── EXTRAIT ──

Qu’il est amusant d’observer tous les « bearish » d’hier qui annonçaient que la récession durerait au moins jusqu’à la fin 2010, faire preuve aujourd’hui d’ingéniosité artistique pour expliquer que la reprise américaine actuelle est normale. Certains soulignent qu’elle ne va évidemment pas durer. D’autres vont même encore plus loin et annoncent qu’ils l’avaient prédit. D’autres enfin, ignorant ou faisant semblant d’oublier que nous étions parmi les très rares à annoncer au printemps dernier que la reprise aurait lieu aux Etats-Unis dès le troisième trimestre 2009, n’hésitent pas à dire que nous avons eu de la chance. Que de mauvaise foi et de faux semblants…

Mais l’essentiel n’est pas là. Le plus important réside dans le fait que, bien loin du scénario consensuel d’il y a encore quelques mois, la courbe en L a été évitée. Autrement dit, la grande dépression n’a pas eu lieu. Certes, le rebond reste fragile et un mouvement de légère correction temporaire reste possible. Néanmoins, les chiffres sont sans appel : le rebond est fort et n’est pas encore terminé.

───
── LIGNES ENREGISTRÉES ──

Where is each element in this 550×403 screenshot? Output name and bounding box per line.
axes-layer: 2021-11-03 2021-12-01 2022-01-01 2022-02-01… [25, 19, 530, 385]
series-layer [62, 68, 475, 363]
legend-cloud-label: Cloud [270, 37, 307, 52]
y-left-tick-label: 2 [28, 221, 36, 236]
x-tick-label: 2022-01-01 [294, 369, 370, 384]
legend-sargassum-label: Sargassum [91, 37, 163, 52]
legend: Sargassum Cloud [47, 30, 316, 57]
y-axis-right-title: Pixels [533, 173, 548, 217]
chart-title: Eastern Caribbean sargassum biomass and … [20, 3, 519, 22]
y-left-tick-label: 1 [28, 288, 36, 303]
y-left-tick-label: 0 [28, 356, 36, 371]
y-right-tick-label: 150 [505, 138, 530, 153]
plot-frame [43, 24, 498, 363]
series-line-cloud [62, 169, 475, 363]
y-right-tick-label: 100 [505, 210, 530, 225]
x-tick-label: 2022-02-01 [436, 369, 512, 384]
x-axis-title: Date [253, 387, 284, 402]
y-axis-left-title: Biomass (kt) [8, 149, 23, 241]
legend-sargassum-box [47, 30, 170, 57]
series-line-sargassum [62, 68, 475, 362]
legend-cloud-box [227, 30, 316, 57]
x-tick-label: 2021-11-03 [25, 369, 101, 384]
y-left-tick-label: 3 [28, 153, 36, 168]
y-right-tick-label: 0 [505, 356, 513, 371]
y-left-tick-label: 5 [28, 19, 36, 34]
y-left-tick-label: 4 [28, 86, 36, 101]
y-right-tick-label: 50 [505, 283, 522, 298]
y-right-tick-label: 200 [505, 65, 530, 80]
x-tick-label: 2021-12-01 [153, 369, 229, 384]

───

_EXERCICES_
**A.** Dans l'extrait sur la reprise américaine, relevez les affirmations prêtées aux trois groupes introduits par « Certains », « D'autres » et « D'autres enfin ».
**B.** Recopiez à l'identique le passage de l'extrait sur la reprise américaine qui s'ouvre sur les mots « Mais l’essentiel n’est » et se termine par « pas encore terminé. ».
Les entrées n'ont aucun rapport avec l'extrait.

_CORRIGÉS COMPLETS_
**A.**
- Certains : la reprise ne va évidemment pas durer.
- D'autres : ils l'avaient prédit.
- D'autres enfin : « nous » avons eu de la chance.

**B.**
Mais l’essentiel n’est pas là. Le plus important réside dans le fait que, bien loin du scénario consensuel d’il y a encore quelques mois, la courbe en L a été évitée. Autrement dit, la grande dépression n’a pas eu lieu. Certes, le rebond reste fragile et un mouvement de légère correction temporaire reste possible. Néanmoins, les chiffres sont sans appel : le rebond est fort et n’est pas encore terminé.